## Instruction
Copy the lines from the first line through the line containing "colorbar-label: -40 — [703, 166, 724, 181]", swapping "screenshot" for "image" and leaving everything else unchanged.

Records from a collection

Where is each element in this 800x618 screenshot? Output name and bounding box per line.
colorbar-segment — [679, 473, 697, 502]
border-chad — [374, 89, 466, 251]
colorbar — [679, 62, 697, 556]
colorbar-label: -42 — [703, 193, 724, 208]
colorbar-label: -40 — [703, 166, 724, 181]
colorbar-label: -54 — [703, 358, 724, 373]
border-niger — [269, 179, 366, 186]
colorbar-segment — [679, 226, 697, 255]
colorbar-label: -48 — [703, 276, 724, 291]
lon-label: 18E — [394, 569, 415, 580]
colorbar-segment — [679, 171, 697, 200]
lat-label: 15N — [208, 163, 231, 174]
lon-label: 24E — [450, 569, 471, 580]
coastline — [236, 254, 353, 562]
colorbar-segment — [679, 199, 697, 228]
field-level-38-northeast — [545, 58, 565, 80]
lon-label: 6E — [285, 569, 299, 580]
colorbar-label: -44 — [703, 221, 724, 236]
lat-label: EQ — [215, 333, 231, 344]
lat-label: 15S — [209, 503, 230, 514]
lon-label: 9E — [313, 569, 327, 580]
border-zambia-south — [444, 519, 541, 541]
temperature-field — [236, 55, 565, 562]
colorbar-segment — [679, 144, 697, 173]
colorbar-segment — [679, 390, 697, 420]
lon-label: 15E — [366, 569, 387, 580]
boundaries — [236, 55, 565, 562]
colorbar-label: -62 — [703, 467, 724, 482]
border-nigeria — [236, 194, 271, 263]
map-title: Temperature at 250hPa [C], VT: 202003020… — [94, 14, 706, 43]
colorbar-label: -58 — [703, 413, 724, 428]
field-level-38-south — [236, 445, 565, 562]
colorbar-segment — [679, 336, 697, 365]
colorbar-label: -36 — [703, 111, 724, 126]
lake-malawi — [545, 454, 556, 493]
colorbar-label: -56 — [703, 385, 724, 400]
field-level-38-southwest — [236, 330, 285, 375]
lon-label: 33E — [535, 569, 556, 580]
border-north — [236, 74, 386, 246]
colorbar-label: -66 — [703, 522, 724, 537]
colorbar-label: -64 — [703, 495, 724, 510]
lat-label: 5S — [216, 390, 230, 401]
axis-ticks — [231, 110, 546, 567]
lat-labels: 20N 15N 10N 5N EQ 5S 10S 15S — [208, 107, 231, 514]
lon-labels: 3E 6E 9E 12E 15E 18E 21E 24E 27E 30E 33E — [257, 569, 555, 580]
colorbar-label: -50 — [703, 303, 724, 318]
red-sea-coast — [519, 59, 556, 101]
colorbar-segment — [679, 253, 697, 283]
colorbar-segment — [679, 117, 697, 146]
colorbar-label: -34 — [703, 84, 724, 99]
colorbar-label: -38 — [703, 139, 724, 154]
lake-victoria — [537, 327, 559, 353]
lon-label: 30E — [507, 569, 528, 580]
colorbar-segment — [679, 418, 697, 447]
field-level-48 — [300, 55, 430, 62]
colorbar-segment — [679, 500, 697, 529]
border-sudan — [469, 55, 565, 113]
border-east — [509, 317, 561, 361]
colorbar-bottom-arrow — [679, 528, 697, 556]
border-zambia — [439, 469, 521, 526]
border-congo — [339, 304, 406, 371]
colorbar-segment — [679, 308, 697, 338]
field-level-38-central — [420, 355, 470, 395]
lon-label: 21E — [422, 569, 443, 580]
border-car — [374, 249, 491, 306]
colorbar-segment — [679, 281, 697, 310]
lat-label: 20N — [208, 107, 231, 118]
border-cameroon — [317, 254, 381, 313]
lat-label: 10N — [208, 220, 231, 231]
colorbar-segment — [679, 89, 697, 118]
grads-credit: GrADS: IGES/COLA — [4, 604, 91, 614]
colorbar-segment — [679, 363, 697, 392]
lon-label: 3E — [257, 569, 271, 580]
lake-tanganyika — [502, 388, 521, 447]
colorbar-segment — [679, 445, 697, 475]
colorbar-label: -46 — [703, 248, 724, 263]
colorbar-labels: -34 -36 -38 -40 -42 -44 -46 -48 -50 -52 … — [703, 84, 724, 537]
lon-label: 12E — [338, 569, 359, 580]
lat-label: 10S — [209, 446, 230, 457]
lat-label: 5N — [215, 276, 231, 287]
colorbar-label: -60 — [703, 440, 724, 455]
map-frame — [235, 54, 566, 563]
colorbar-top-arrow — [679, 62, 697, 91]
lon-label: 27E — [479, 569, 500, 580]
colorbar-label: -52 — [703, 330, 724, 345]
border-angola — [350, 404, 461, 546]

## Reply
Where is each element in this 800x618 image? Output name and bounding box per line.
colorbar-segment — [679, 473, 697, 502]
border-chad — [374, 89, 466, 251]
colorbar — [679, 62, 697, 556]
colorbar-label: -42 — [703, 193, 724, 208]
colorbar-label: -40 — [703, 166, 724, 181]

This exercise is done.